### INFORMATION SHOWN
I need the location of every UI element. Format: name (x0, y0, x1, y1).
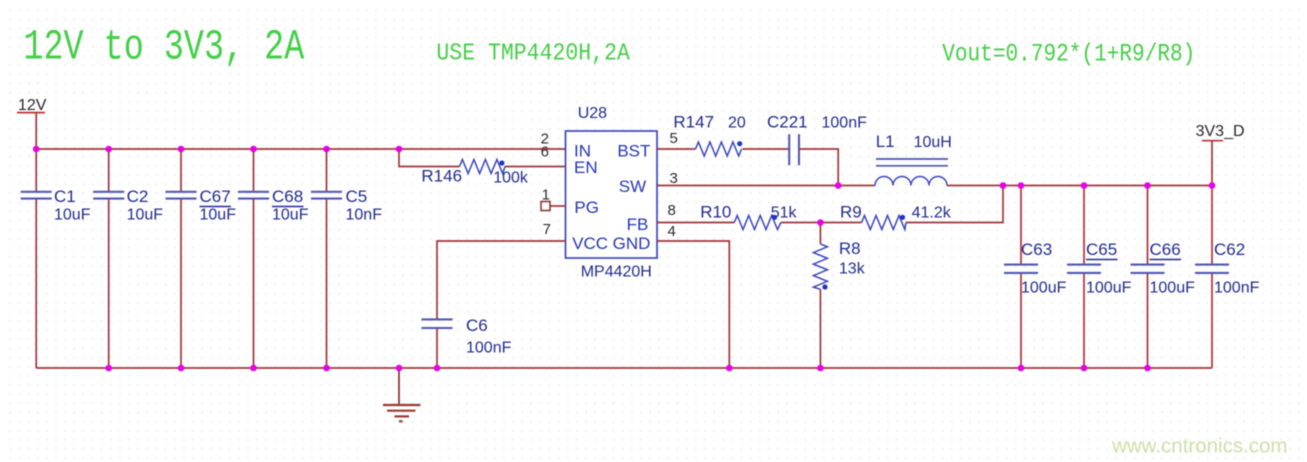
capacitor C68 (238, 149, 309, 368)
formula Vout (942, 40, 1195, 68)
svg-text:41.2k: 41.2k (912, 205, 952, 222)
resistor R146 (421, 160, 528, 187)
capacitor C2 (93, 149, 163, 368)
svg-text:MP4420H: MP4420H (581, 264, 652, 281)
svg-text:10uF: 10uF (200, 207, 237, 224)
svg-text:6: 6 (541, 143, 549, 160)
svg-text:10nF: 10nF (346, 207, 383, 224)
junction dots bottom bus (105, 365, 1150, 372)
svg-text:R9: R9 (840, 203, 862, 222)
svg-text:3V3_D: 3V3_D (1196, 123, 1245, 140)
svg-text:100nF: 100nF (1214, 279, 1260, 296)
svg-text:100k: 100k (493, 170, 529, 187)
wire GND pin drop (657, 241, 729, 368)
svg-text:C1: C1 (54, 187, 76, 206)
svg-text:R146: R146 (421, 167, 462, 186)
inductor L1 (875, 132, 952, 186)
svg-text:FB: FB (627, 215, 649, 234)
svg-text:C66: C66 (1150, 240, 1181, 259)
svg-text:10uF: 10uF (272, 207, 309, 224)
junction dots SW/output line (835, 182, 1215, 189)
wire 12V stem (35, 113, 37, 149)
svg-text:BST: BST (617, 142, 650, 161)
capacitor C66 (1131, 186, 1196, 369)
svg-text:PG: PG (574, 198, 599, 217)
svg-text:20: 20 (728, 114, 746, 131)
svg-text:100uF: 100uF (1086, 279, 1132, 296)
svg-text:5: 5 (670, 130, 678, 147)
svg-text:R10: R10 (700, 203, 731, 222)
resistor R147 (673, 112, 745, 156)
svg-text:100uF: 100uF (1150, 279, 1196, 296)
svg-text:C2: C2 (127, 187, 149, 206)
wire C221 to SW node (799, 149, 838, 186)
capacitor C65 (1067, 186, 1132, 369)
svg-text:C6: C6 (466, 316, 488, 335)
svg-text:100nF: 100nF (466, 340, 512, 357)
svg-text:12V to 3V3, 2A: 12V to 3V3, 2A (23, 24, 304, 72)
svg-text:13k: 13k (839, 260, 866, 277)
svg-text:C62: C62 (1214, 240, 1245, 259)
port 12V (17, 97, 47, 114)
svg-text:C67: C67 (200, 187, 231, 206)
svg-text:R8: R8 (839, 239, 861, 258)
svg-text:L1: L1 (876, 132, 895, 151)
svg-text:12V: 12V (18, 97, 47, 114)
wire BST (657, 148, 789, 150)
wire bottom bus (36, 367, 1212, 369)
junction dots top bus (33, 146, 402, 153)
svg-text:C63: C63 (1021, 240, 1052, 259)
svg-text:8: 8 (668, 202, 676, 219)
svg-text:100uF: 100uF (1021, 279, 1067, 296)
port 3V3_D (1196, 123, 1245, 186)
capacitor C5 (311, 149, 382, 368)
svg-text:www.cntronics.com: www.cntronics.com (1111, 435, 1287, 458)
svg-text:Vout=0.792*(1+R9/R8): Vout=0.792*(1+R9/R8) (942, 40, 1195, 68)
capacitor C6 (422, 316, 512, 368)
title text (23, 24, 304, 72)
resistor R10 (700, 203, 797, 230)
resistor R8 (813, 223, 865, 369)
pin PG stub and square (541, 202, 566, 211)
capacitor C221 (767, 112, 867, 165)
junction dot FB node (817, 219, 824, 226)
svg-text:C221: C221 (767, 112, 808, 131)
svg-text:U28: U28 (578, 105, 607, 122)
svg-text:R147: R147 (673, 112, 714, 131)
note USE TMP4420H,2A (436, 40, 630, 68)
capacitor C62 (1195, 186, 1260, 369)
svg-text:VCC: VCC (572, 234, 608, 253)
capacitor C63 (1004, 186, 1067, 369)
svg-text:10uF: 10uF (127, 207, 164, 224)
svg-text:USE TMP4420H,2A: USE TMP4420H,2A (436, 40, 630, 68)
wire FB (657, 186, 1003, 223)
svg-text:10uF: 10uF (54, 207, 91, 224)
svg-text:4: 4 (668, 223, 676, 240)
svg-text:10uH: 10uH (914, 134, 952, 151)
capacitor C1 (21, 149, 91, 368)
svg-text:100nF: 100nF (822, 114, 868, 131)
IC U28 box (566, 105, 658, 281)
svg-text:EN: EN (574, 158, 598, 177)
svg-text:C68: C68 (272, 187, 303, 206)
svg-text:7: 7 (543, 221, 551, 238)
svg-text:3: 3 (670, 170, 678, 187)
capacitor C67 (166, 149, 237, 368)
svg-text:C5: C5 (346, 187, 368, 206)
svg-text:C65: C65 (1086, 240, 1117, 259)
wire top 12V bus (36, 148, 565, 150)
resistor R9 (840, 203, 952, 230)
wire SW (657, 185, 1212, 187)
svg-text:GND: GND (613, 234, 651, 253)
wire EN tap (399, 149, 566, 167)
ground symbol (383, 368, 420, 421)
wire VCC to C6 (437, 241, 566, 319)
svg-text:SW: SW (619, 177, 646, 196)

### SHORT TASK
Please render every line of the listing above as a Markdown table with the columns Row and Listing line, numbering the rows and omitting blank lines. Leave the pictures out of the answer.

### EXERCISE RESULT
| Row | Listing line |
|---|---|
| 1 | I need the location of every UI element. Format: name (x0, y0, x1, y1). |
| 2 | capacitor C68 (238, 149, 309, 368) |
| 3 | formula Vout (942, 40, 1195, 68) |
| 4 | svg-text:41.2k: 41.2k (912, 205, 952, 222) |
| 5 | resistor R146 (421, 160, 528, 187) |
| 6 | capacitor C2 (93, 149, 163, 368) |
| 7 | svg-text:MP4420H: MP4420H (581, 264, 652, 281) |
| 8 | svg-text:10uF: 10uF (200, 207, 237, 224) |
| 9 | svg-text:6: 6 (541, 143, 549, 160) |
| 10 | svg-text:10nF: 10nF (346, 207, 383, 224) |
| 11 | junction dots bottom bus (105, 365, 1150, 372) |
| 12 | svg-text:R9: R9 (840, 203, 862, 222) |
| 13 | svg-text:3V3_D: 3V3_D (1196, 123, 1245, 140) |
| 14 | svg-text:100nF: 100nF (1214, 279, 1260, 296) |
| 15 | svg-text:100k: 100k (493, 170, 529, 187) |
| 16 | wire GND pin drop (657, 241, 729, 368) |
| 17 | svg-text:C1: C1 (54, 187, 76, 206) |
| 18 | svg-text:R146: R146 (421, 167, 462, 186) |
| 19 | inductor L1 (875, 132, 952, 186) |
| 20 | svg-text:FB: FB (627, 215, 649, 234) |
| 21 | svg-text:C66: C66 (1150, 240, 1181, 259) |
| 22 | svg-text:10uF: 10uF (272, 207, 309, 224) |
| 23 | junction dots SW/output line (835, 182, 1215, 189) |
| 24 | wire 12V stem (35, 113, 37, 149) |
| 25 | svg-text:BST: BST (617, 142, 650, 161) |
| 26 | capacitor C66 (1131, 186, 1196, 369) |
| 27 | svg-text:PG: PG (574, 198, 599, 217) |
| 28 | svg-text:20: 20 (728, 114, 746, 131) |
| 29 | svg-text:100uF: 100uF (1086, 279, 1132, 296) |
| 30 | svg-text:5: 5 (670, 130, 678, 147) |
| 31 | svg-text:R10: R10 (700, 203, 731, 222) |
| 32 | resistor R147 (673, 112, 745, 156) |
| 33 | svg-text:100uF: 100uF (1150, 279, 1196, 296) |
| 34 | svg-text:C2: C2 (127, 187, 149, 206) |
| 35 | wire C221 to SW node (799, 149, 838, 186) |
| 36 | capacitor C65 (1067, 186, 1132, 369) |
| 37 | svg-text:C6: C6 (466, 316, 488, 335) |
| 38 | svg-text:100nF: 100nF (466, 340, 512, 357) |
| 39 | svg-text:12V to 3V3, 2A: 12V to 3V3, 2A (23, 24, 304, 72) |
| 40 | svg-text:13k: 13k (839, 260, 866, 277) |
| 41 | svg-text:C62: C62 (1214, 240, 1245, 259) |
| 42 | port 12V (17, 97, 47, 114) |
| 43 | svg-text:C67: C67 (200, 187, 231, 206) |
| 44 | svg-text:R8: R8 (839, 239, 861, 258) |
| 45 | svg-text:L1: L1 (876, 132, 895, 151) |
| 46 | svg-text:12V: 12V (18, 97, 47, 114) |
| 47 | wire BST (657, 148, 789, 150) |
| 48 | wire bottom bus (36, 367, 1212, 369) |
| 49 | junction dots top bus (33, 146, 402, 153) |
| 50 | svg-text:C63: C63 (1021, 240, 1052, 259) |
| 51 | svg-text:8: 8 (668, 202, 676, 219) |
| 52 | svg-text:100uF: 100uF (1021, 279, 1067, 296) |
| 53 | port 3V3_D (1196, 123, 1245, 186) |
| 54 | capacitor C5 (311, 149, 382, 368) |
| 55 | svg-text:www.cntronics.com: www.cntronics.com (1111, 435, 1287, 458) |
| 56 | svg-text:Vout=0.792*(1+R9/R8): Vout=0.792*(1+R9/R8) (942, 40, 1195, 68) |
| 57 | capacitor C6 (422, 316, 512, 368) |
| 58 | title text (23, 24, 304, 72) |
| 59 | resistor R10 (700, 203, 797, 230) |
| 60 | resistor R8 (813, 223, 865, 369) |
| 61 | pin PG stub and square (541, 202, 566, 211) |
| 62 | capacitor C221 (767, 112, 867, 165) |
| 63 | junction dot FB node (817, 219, 824, 226) |
| 64 | svg-text:C221: C221 (767, 112, 808, 131) |
| 65 | svg-text:U28: U28 (578, 105, 607, 122) |
| 66 | svg-text:R147: R147 (673, 112, 714, 131) |
| 67 | note USE TMP4420H,2A (436, 40, 630, 68) |
| 68 | capacitor C62 (1195, 186, 1260, 369) |
| 69 | svg-text:VCC: VCC (572, 234, 608, 253) |
| 70 | capacitor C63 (1004, 186, 1067, 369) |
| 71 | svg-text:10uF: 10uF (127, 207, 164, 224) |
| 72 | svg-text:USE TMP4420H,2A: USE TMP4420H,2A (436, 40, 630, 68) |
| 73 | wire FB (657, 186, 1003, 223) |
| 74 | svg-text:10uF: 10uF (54, 207, 91, 224) |
| 75 | svg-text:4: 4 (668, 223, 676, 240) |
| 76 | svg-text:10uH: 10uH (914, 134, 952, 151) |
| 77 | capacitor C1 (21, 149, 91, 368) |
| 78 | svg-text:100nF: 100nF (822, 114, 868, 131) |
| 79 | IC U28 box (566, 105, 658, 281) |
| 80 | svg-text:EN: EN (574, 158, 598, 177) |
| 81 | svg-text:C68: C68 (272, 187, 303, 206) |
| 82 | svg-text:7: 7 (543, 221, 551, 238) |
| 83 | svg-text:3: 3 (670, 170, 678, 187) |
| 84 | capacitor C67 (166, 149, 237, 368) |
| 85 | svg-text:C5: C5 (346, 187, 368, 206) |
| 86 | svg-text:C65: C65 (1086, 240, 1117, 259) |
| 87 | wire top 12V bus (36, 148, 565, 150) |
| 88 | resistor R9 (840, 203, 952, 230) |
| 89 | wire SW (657, 185, 1212, 187) |
| 90 | svg-text:GND: GND (613, 234, 651, 253) |
| 91 | wire EN tap (399, 149, 566, 167) |
| 92 | ground symbol (383, 368, 420, 421) |
| 93 | wire VCC to C6 (437, 241, 566, 319) |
| 94 | svg-text:SW: SW (619, 177, 646, 196) |